_Doel_
Schrijf de rijen letterlijk over, beginnend bij de regel met "legend: Bloomberg Dollar" en eindigend bij het einde van de rijen, beide grenzen inbegrepen. Laat de afbeeldingen weg uit je antwoord.

Lijsten met kadercoördinaten
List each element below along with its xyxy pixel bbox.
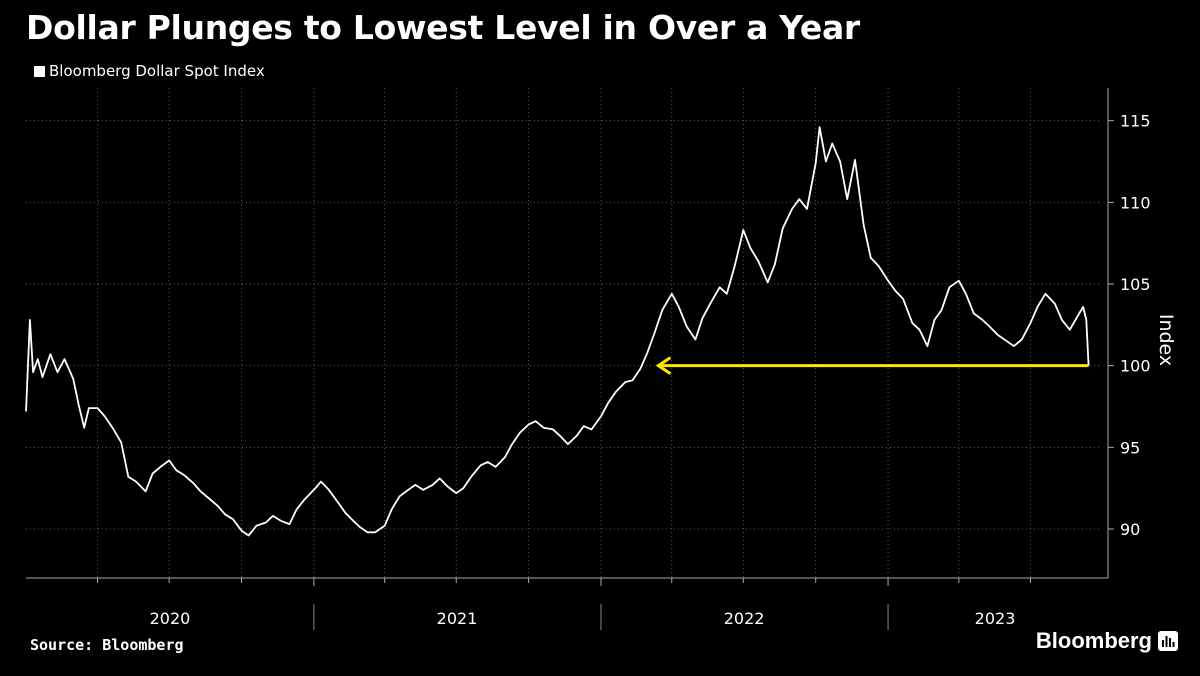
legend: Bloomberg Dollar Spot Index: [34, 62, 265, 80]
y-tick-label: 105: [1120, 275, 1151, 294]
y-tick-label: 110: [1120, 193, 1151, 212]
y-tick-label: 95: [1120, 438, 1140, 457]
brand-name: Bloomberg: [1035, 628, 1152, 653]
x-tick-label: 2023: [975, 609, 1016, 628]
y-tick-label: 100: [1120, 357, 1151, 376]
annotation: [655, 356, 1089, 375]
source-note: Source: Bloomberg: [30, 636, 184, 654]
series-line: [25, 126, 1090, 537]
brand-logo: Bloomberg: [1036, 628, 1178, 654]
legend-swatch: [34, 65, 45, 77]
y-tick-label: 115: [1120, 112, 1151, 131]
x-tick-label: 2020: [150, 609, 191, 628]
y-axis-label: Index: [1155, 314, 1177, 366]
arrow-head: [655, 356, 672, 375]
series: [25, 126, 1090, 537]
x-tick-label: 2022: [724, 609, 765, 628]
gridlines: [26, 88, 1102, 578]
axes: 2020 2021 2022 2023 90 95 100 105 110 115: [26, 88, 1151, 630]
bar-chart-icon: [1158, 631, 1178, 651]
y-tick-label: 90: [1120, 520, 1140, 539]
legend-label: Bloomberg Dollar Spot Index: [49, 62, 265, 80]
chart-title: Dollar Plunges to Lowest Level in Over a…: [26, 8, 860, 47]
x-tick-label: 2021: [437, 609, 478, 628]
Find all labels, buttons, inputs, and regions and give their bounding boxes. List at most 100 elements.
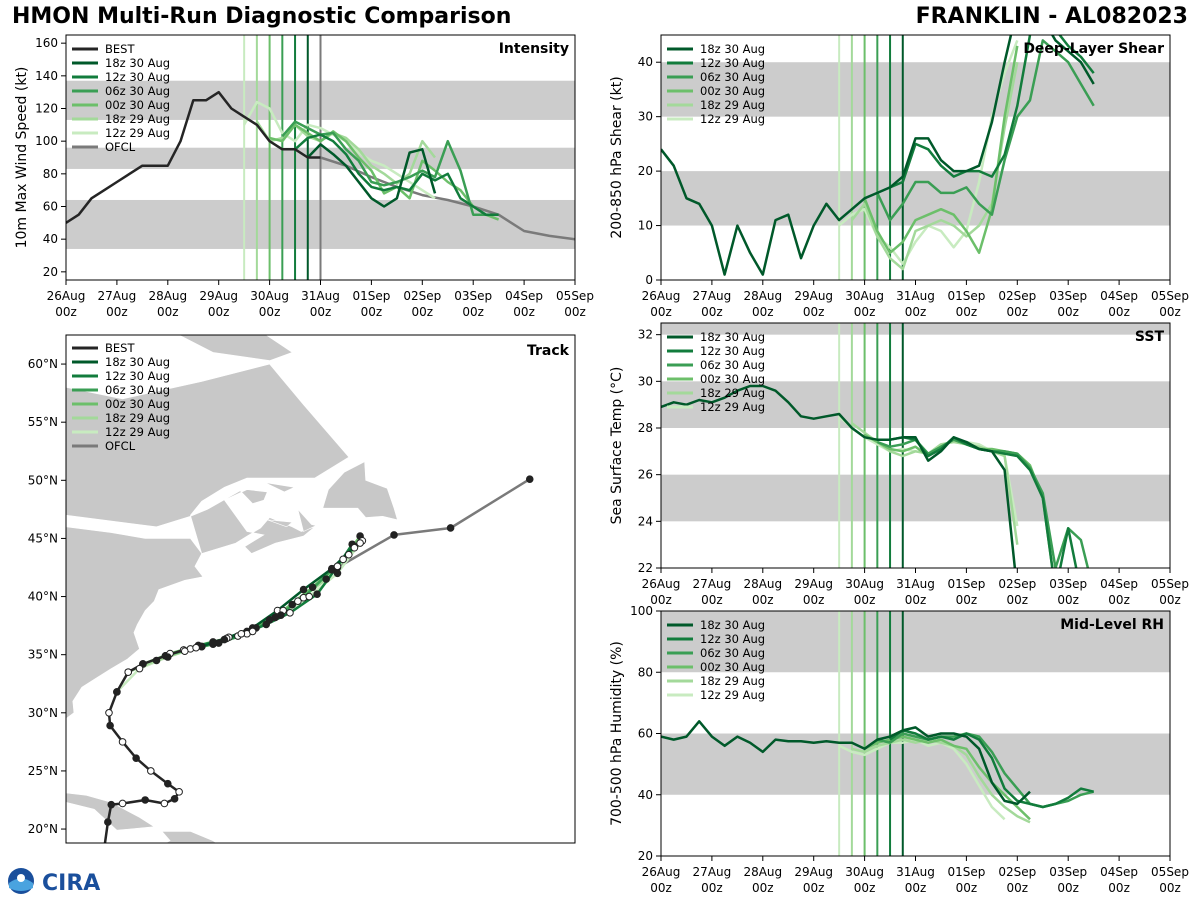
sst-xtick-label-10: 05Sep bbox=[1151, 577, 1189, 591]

_Oplossing_
legend: Bloomberg Dollar Spot Index: [34, 62, 265, 80]
y-tick-label: 105: [1120, 275, 1151, 294]
y-tick-label: 110: [1120, 193, 1151, 212]
y-tick-label: 95: [1120, 438, 1140, 457]
brand-name: Bloomberg: [1035, 628, 1152, 653]
x-tick-label: 2023: [975, 609, 1016, 628]
y-tick-label: 100: [1120, 357, 1151, 376]
annotation: [655, 356, 1089, 375]
source-note: Source: Bloomberg: [30, 636, 184, 654]
series-line: [25, 126, 1090, 537]
brand-logo: Bloomberg: [1036, 628, 1178, 654]
legend-swatch: [34, 65, 45, 77]
y-tick-label: 115: [1120, 112, 1151, 131]
x-tick-label: 2020: [150, 609, 191, 628]
y-axis-label: Index: [1155, 314, 1177, 366]
arrow-head: [655, 356, 672, 375]
series: [25, 126, 1090, 537]
x-tick-label: 2022: [724, 609, 765, 628]
gridlines: [26, 88, 1102, 578]
axes: 2020 2021 2022 2023 90 95 100 105 110 115: [26, 88, 1151, 630]
bar-chart-icon: [1158, 631, 1178, 651]
y-tick-label: 90: [1120, 520, 1140, 539]
legend-label: Bloomberg Dollar Spot Index: [49, 62, 265, 80]
chart-title: Dollar Plunges to Lowest Level in Over a…: [26, 8, 860, 47]
x-tick-label: 2021: [437, 609, 478, 628]
Find all labels, buttons, inputs, and regions and give their bounding boxes. List at most 100 elements.
sst-xtick-label-10: 05Sep bbox=[1151, 577, 1189, 591]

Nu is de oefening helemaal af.